→ What you need to do: Could you extract every entry below and reproduce it exactly?

# START OF Listed records

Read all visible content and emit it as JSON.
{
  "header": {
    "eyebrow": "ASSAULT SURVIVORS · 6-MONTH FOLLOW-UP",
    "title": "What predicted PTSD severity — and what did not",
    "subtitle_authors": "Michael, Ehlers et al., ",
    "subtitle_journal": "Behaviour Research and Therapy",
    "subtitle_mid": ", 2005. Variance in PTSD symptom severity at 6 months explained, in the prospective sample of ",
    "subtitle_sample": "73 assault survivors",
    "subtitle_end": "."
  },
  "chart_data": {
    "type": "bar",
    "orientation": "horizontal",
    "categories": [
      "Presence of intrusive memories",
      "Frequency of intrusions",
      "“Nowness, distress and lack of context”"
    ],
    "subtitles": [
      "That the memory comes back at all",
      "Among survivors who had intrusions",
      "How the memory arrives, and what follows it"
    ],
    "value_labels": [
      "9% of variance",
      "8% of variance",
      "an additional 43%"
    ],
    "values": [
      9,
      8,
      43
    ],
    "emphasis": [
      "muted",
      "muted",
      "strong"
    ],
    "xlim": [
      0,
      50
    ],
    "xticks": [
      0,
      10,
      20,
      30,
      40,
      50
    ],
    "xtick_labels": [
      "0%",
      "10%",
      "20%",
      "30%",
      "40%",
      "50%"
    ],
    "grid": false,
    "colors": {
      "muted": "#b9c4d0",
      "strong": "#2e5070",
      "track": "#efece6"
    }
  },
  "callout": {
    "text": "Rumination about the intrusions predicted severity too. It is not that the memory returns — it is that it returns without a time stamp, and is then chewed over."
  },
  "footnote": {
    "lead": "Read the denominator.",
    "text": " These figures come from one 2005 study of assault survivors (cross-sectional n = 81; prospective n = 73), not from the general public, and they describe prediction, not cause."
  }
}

# END OF Listed records

→ Output of the exercise:
Read all visible content and emit it as JSON.
{
  "header": {
    "eyebrow": "ASSAULT SURVIVORS · 6-MONTH FOLLOW-UP",
    "title": "What predicted PTSD severity — and what did not",
    "subtitle_authors": "Michael, Ehlers et al., ",
    "subtitle_journal": "Behaviour Research and Therapy",
    "subtitle_mid": ", 2005. Variance in PTSD symptom severity at 6 months explained, in the prospective sample of ",
    "subtitle_sample": "73 assault survivors",
    "subtitle_end": "."
  },
  "chart_data": {
    "type": "bar",
    "orientation": "horizontal",
    "categories": [
      "Presence of intrusive memories",
      "Frequency of intrusions",
      "“Nowness, distress and lack of context”"
    ],
    "subtitles": [
      "That the memory comes back at all",
      "Among survivors who had intrusions",
      "How the memory arrives, and what follows it"
    ],
    "value_labels": [
      "9% of variance",
      "8% of variance",
      "an additional 43%"
    ],
    "values": [
      9,
      8,
      43
    ],
    "emphasis": [
      "muted",
      "muted",
      "strong"
    ],
    "xlim": [
      0,
      50
    ],
    "xticks": [
      0,
      10,
      20,
      30,
      40,
      50
    ],
    "xtick_labels": [
      "0%",
      "10%",
      "20%",
      "30%",
      "40%",
      "50%"
    ],
    "grid": false,
    "colors": {
      "muted": "#b9c4d0",
      "strong": "#2e5070",
      "track": "#efece6"
    }
  },
  "callout": {
    "text": "Rumination about the intrusions predicted severity too. It is not that the memory returns — it is that it returns without a time stamp, and is then chewed over."
  },
  "footnote": {
    "lead": "Read the denominator.",
    "text": " These figures come from one 2005 study of assault survivors (cross-sectional n = 81; prospective n = 73), not from the general public, and they describe prediction, not cause."
  }
}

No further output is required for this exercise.